◆ **Consignes**:
a. Recopiez le passage de l'article sur le financement du SPVM qui s'ouvre sur les mots « La Ville aurait » et se clôt sur « conclut-on à Québec. ».
b. Pour chacun des énoncés suivants, dites s'il concorde avec l'article sur le financement du SPVM. Répondez par oui ou par non et citez à l'identique les mots de l'article qui tranchent. (i) Le réinvestissement de Québec pour le SPVM a atteint près de 12 millions en 2018-2019. (ii) Les sources consultées ont accepté d'être nommées. (iii) Le cabinet de Valérie Plante reconnaît avoir réduit les dépenses du SPVM.
c. Rédigez la suite de l'article sur le financement du SPVM à partir de sa dernière phrase.

(Québec) Le gouvernement Legault soupçonne la Ville de Montréal d’avoir utilisé des fonds supplémentaires de Québec destinés à la lutte contre la criminalité pour réduire ses propres dépenses dans le SPVM, ce que nie le cabinet de Valérie Plante.

Il entend imposer des conditions strictes à la mairesse Valérie Plante avant de lui accorder une enveloppe supplémentaire pour une nouvelle escouade vouée exclusivement à la lutte contre les violences armées.

Lisez l’article « Violences armées à Montréal : le SPVM lance une importante opération de visibilité et de répression »

Le gouvernement est en discussion avec la Ville en vue d’une annonce éventuelle, mais il y a un os, a constaté La Presse, un enjeu également soulevé par TVA en début de soirée.

Québec a posé des questions à la Ville sur son financement du Service de police de la Ville de Montréal (SPVM). Selon deux sources qui ont requis l’anonymat, car elles n’ont pas l’autorisation de parler publiquement du dossier, le gouvernement a constaté que de nouveaux fonds qu’il a accordés pour les services de police et la lutte contre la criminalité n’auraient pas permis dans les faits, à Montréal, d’augmenter le financement du SPVM.

La Ville aurait profité de cet argent pour réduire ses propres dépenses dans son service de police. Ces montants auraient donc servi à d’autres fins, pour d’autres services municipaux, conclut-on à Québec.

Par exemple, la Ville n’avait pas pourvu certains postes au SPVM, indique-t-on. Elle se serait servie de nouveaux fonds provinciaux non pas pour faire des embauches supplémentaires comme prévu, mais bien pour simplement pourvoir ces postes et payer les salaires s’y rattachant. Au net, il n’y a pas plus d’effectifs que prévu, et la Ville peut utiliser ailleurs l’argent qu’elle aurait dû normalement dépenser pour les postes en question.

Québec souligne que la situation n’est pas banale. Son réinvestissement pour le SPVM a atteint près de 12 millions en 2018-2019 et s’élève maintenant à plus de 30 millions par année. Il est tout à fait justifié, selon lui, de poser des questions sur l’utilisation des fonds.

◆ **Lignes de données**:
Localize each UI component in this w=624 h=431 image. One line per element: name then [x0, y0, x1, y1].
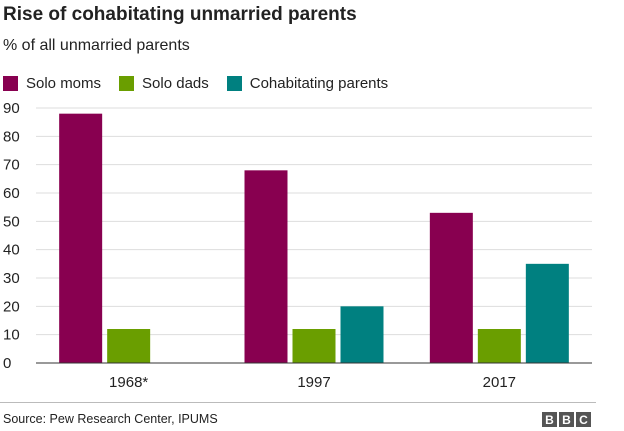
y-tick-label: 70 [3, 157, 20, 174]
legend-item-solo-dads: Solo dads [119, 75, 209, 92]
bar-solo-moms [429, 212, 473, 363]
bar-solo-moms [244, 170, 288, 363]
legend-label-solo-moms: Solo moms [26, 74, 102, 92]
bar-solo-dads [107, 329, 151, 363]
y-tick-label: 10 [3, 327, 20, 344]
y-tick-label: 90 [3, 100, 20, 117]
footer-divider [0, 402, 596, 403]
bar-cohabitating-parents [525, 263, 569, 363]
bar-chart: 0 10 20 30 40 50 60 70 80 90 1968* 1997 2017 [3, 100, 592, 391]
bbc-logo-letter: B [542, 412, 557, 427]
y-tick-label: 80 [3, 128, 20, 145]
legend-item-cohabitating-parents: Cohabitating parents [226, 74, 389, 92]
bbc-logo: B B C [540, 412, 591, 427]
x-tick-label: 1997 [297, 374, 330, 391]
chart-subtitle: % of all unmarried parents [3, 37, 190, 54]
x-tick-label: 1968* [109, 374, 148, 391]
bar-cohabitating-parents [340, 306, 384, 363]
bar-solo-dads [292, 329, 336, 363]
legend-label-solo-dads: Solo dads [142, 74, 209, 92]
legend-swatch-cohabitating-parents [226, 75, 242, 91]
legend-swatch-solo-moms [3, 75, 18, 91]
y-tick-label: 30 [3, 270, 20, 287]
y-tick-label: 0 [3, 355, 11, 372]
legend: Solo moms Solo dads Cohabitating parents [3, 72, 406, 94]
bar-solo-moms [59, 113, 103, 364]
y-tick-label: 40 [3, 242, 20, 259]
bar-solo-dads [477, 329, 521, 363]
chart-title: Rise of cohabitating unmarried parents [3, 4, 357, 25]
legend-label-cohabitating-parents: Cohabitating parents [249, 74, 389, 92]
x-tick-label: 2017 [483, 374, 516, 391]
bbc-logo-letter: B [559, 412, 574, 427]
y-tick-label: 20 [3, 298, 20, 315]
y-tick-label: 50 [3, 213, 20, 230]
source-note: Source: Pew Research Center, IPUMS [3, 412, 218, 426]
legend-swatch-solo-dads [119, 75, 135, 91]
legend-item-solo-moms: Solo moms [3, 75, 101, 92]
y-tick-label: 60 [3, 185, 20, 202]
bbc-logo-letter: C [576, 412, 591, 427]
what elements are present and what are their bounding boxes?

◆ **Réponses rédigées**:
a.
La Ville aurait profité de cet argent pour réduire ses propres dépenses dans son service de police. Ces montants auraient donc servi à d’autres fins, pour d’autres services municipaux, conclut-on à Québec.

b.
(i) Oui : « Son réinvestissement pour le SPVM a atteint près de 12 millions en 2018-2019 »
(ii) Non : « deux sources qui ont requis l’anonymat »
(iii) Non : « ce que nie le cabinet de Valérie Plante »

c.
Montréal se défend

En soirée, le cabinet de Valérie Plante a réagi en niant avoir utilisé à d’autres fins les fonds envoyés par Québec.

PHOTO FRANÇOIS ROY, LA PRESSE

Valérie Plante, mairesse de Montréal

« Toutes les sommes reçues du ministère de la Sécurité publique dédiées à soutenir le travail des policières et des policiers sont utilisées et sont essentielles. Notre administration n’a jamais définancé la police, au contraire. Notre administration a plutôt bonifié chaque année le budget du SPVM, ce qui a servi à mettre sur pied des équipes dédiées à la lutte contre le crime organisé, la saisie d’armes, et d’avoir le plus grand nombre d’effectifs policiers depuis 2012 », souligne, dans une déclaration écrite, l’attachée de presse de la mairesse, Catherine Cadotte.

La métropole fait face à une hausse de la violence armée et réitère le besoin du soutien de l’ensemble de ses partenaires, en particulier le gouvernement du Québec, pour y faire face.

Catherine Cadotte, attachée de presse de la mairesse Valérie Plante

Des documents publics démontrent que la Ville a bel et bien accordé des sommes plus importantes au SPVM. Selon son bilan financier 2021, elle a dépensé 745 millions de dollars pour son service de police cette année-là, 66 millions de plus que ce qui était prévu dans son budget. Si elle a reçu 7 millions de plus de Québec par rapport à ses prévisions, elle a dû faire des dépenses supplémentaires de 35 millions « pour les heures supplémentaires, en grande partie liées aux opérations générales et inhabituelles, au remplacement des absences et des postes vacants, de même qu’aux évènements avec armes à feu », peut-on lire.

Éventuelles conditions

L’enjeu est au centre des discussions entre le gouvernement et la Ville avant de donner le feu vert au déploiement de moyens supplémentaires pour contrer les violences armées.

Québec veut s’assurer que la Ville ne fasse pas de nouveau la manœuvre dont il la soupçonne s’il lui accorde des fonds pour une nouvelle escouade. Il en fait une condition.

On n’est donc pas au stade de planifier une annonce. La situation pourrait toutefois évoluer rapidement. La ministre de la Sécurité publique, Geneviève Guilbault, a annulé sa visite à Percé prévue vendredi pour annoncer la candidature caquiste dans la circonscription de Gaspé. Elle reste finalement à Montréal.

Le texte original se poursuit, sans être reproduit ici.